▸ **Exercise brief**
Below are records; count the lines in them that hold "pedale" and give only the count.

▸ **Record list**
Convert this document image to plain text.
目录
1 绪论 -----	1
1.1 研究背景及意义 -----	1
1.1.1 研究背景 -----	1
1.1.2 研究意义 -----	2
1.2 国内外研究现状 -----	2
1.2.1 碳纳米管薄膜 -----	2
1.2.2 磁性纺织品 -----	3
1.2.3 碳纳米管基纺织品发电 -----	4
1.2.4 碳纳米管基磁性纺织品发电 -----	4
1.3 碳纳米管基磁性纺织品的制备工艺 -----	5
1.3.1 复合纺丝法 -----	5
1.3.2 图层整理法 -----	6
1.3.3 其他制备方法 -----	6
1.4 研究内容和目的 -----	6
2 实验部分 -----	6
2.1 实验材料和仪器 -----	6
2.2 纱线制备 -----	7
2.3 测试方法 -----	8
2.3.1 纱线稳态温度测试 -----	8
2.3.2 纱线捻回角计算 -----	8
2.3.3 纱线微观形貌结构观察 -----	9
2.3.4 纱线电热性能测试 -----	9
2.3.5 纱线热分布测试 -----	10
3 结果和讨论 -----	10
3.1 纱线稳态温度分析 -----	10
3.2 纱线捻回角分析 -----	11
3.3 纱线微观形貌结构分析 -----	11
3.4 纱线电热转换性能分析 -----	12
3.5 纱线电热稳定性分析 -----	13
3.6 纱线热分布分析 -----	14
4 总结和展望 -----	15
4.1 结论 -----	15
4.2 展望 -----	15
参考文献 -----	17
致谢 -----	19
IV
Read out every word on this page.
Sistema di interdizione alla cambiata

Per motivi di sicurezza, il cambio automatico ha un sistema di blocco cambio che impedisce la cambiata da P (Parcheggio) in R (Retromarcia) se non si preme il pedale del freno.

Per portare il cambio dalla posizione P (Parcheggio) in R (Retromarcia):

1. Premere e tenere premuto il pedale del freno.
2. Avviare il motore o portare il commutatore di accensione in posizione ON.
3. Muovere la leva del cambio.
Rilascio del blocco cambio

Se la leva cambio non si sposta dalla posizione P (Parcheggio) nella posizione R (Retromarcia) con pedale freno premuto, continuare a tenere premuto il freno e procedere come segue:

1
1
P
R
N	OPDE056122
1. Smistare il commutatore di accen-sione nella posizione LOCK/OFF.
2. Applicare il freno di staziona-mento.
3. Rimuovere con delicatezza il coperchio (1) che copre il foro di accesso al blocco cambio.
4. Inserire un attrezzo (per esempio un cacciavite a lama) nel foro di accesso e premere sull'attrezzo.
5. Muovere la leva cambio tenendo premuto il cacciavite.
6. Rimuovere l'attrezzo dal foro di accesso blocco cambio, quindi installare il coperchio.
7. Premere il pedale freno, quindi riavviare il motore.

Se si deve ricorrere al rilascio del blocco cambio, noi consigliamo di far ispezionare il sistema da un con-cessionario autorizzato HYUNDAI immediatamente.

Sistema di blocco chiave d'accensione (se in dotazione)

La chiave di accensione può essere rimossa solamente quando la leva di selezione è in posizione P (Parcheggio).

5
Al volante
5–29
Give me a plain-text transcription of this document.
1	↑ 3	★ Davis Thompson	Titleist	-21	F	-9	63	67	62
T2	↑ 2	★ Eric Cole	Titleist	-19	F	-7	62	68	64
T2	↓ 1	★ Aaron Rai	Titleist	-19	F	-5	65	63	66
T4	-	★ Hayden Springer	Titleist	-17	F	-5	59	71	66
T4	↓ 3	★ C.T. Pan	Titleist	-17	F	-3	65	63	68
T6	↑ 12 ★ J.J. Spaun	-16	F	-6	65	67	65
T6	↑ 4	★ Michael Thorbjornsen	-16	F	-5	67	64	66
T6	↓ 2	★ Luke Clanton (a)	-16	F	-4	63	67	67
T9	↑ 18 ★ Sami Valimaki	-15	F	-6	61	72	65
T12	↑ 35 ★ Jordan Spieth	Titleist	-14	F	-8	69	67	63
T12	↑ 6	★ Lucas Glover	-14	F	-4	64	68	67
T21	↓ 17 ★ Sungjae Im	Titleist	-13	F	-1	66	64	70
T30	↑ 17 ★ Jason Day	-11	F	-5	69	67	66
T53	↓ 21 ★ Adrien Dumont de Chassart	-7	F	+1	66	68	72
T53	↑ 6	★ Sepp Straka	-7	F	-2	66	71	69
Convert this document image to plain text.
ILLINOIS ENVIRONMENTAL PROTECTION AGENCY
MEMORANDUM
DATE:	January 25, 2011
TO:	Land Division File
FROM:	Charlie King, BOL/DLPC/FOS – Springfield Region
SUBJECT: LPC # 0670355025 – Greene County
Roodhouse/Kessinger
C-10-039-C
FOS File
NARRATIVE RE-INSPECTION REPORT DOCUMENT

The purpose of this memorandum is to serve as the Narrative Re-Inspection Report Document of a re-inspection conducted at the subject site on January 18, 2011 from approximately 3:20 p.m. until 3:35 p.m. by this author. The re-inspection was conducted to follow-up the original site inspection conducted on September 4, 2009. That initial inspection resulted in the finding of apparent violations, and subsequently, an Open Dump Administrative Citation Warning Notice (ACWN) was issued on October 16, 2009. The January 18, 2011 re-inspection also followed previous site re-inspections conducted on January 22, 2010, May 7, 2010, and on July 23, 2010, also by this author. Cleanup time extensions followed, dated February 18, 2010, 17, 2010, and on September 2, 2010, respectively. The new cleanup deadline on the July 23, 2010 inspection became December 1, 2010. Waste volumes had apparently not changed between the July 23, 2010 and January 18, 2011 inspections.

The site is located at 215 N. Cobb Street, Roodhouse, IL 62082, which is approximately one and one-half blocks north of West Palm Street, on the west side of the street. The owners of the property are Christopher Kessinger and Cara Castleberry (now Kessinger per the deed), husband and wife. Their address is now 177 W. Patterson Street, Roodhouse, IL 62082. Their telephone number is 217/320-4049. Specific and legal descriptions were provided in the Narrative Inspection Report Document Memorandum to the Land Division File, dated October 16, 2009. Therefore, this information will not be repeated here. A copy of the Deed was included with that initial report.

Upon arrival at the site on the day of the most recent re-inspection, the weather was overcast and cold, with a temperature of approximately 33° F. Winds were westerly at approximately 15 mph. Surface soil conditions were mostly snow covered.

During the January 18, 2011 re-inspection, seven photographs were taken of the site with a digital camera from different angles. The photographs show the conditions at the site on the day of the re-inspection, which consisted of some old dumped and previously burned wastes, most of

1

▸ **Output**
4